* [THE EXERCISE]:
Below are some entries. Copy each line that holds the string "الناس".

* [Data records]:
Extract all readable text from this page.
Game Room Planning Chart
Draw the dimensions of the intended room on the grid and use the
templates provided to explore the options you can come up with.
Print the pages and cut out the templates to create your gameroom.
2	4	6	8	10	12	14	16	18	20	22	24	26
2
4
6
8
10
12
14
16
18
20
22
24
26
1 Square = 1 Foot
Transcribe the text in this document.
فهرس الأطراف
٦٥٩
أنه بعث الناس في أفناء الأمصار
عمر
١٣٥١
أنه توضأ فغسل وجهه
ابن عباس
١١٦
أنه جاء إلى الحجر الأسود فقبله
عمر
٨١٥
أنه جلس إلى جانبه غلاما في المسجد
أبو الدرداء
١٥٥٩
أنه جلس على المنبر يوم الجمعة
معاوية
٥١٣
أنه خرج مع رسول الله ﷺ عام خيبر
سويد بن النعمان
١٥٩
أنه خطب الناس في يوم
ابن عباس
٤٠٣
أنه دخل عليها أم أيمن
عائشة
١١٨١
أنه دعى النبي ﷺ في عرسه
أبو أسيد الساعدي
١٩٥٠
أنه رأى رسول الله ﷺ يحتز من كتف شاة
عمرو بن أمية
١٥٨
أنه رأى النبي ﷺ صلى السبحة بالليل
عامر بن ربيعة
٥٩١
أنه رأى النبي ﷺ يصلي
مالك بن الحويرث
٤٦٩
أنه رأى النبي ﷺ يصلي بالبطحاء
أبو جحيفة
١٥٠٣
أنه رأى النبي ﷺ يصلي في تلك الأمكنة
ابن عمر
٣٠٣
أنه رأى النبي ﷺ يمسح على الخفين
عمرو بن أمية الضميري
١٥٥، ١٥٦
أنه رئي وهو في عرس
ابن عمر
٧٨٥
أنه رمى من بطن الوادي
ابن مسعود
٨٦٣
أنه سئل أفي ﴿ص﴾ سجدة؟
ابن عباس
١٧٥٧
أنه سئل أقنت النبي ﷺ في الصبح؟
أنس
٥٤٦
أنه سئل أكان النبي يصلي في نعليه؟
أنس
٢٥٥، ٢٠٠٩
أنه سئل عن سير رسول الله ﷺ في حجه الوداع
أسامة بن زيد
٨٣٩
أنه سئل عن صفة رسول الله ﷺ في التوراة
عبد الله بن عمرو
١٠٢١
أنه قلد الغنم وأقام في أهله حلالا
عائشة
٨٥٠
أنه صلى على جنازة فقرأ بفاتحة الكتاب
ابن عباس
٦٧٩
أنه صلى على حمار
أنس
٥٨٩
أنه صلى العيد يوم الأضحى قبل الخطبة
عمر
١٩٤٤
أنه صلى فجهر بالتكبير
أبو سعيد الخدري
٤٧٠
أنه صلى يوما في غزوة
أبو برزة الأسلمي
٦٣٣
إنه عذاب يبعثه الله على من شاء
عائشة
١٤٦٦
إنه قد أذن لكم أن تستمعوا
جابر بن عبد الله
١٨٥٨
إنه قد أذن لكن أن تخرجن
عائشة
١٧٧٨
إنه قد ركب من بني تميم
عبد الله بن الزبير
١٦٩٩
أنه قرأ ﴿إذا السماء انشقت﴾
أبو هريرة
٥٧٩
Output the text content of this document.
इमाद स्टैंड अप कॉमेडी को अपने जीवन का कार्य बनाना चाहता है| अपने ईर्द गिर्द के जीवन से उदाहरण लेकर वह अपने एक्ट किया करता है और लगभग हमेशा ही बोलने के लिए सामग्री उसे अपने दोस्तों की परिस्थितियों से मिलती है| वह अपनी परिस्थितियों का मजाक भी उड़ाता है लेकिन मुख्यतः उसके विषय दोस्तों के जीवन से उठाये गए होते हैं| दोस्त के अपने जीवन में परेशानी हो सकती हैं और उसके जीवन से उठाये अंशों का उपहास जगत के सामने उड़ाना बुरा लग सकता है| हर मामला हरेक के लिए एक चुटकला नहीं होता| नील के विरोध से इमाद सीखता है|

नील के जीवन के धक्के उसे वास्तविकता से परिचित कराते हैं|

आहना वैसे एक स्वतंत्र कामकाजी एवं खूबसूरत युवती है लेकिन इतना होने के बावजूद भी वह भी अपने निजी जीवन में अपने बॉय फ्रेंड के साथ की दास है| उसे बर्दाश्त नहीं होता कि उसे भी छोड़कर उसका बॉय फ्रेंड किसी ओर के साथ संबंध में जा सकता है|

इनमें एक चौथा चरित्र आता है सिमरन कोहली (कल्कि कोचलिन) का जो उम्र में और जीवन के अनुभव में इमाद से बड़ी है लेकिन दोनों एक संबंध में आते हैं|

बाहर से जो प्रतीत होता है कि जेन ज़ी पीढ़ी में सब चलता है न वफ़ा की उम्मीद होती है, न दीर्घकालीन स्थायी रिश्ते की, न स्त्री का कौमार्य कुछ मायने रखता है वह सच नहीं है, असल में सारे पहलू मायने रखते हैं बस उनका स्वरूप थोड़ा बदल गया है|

* [TASK RESPONSE]:
أنه بعث الناس في أفناء الأمصار
أنه خطب الناس في يوم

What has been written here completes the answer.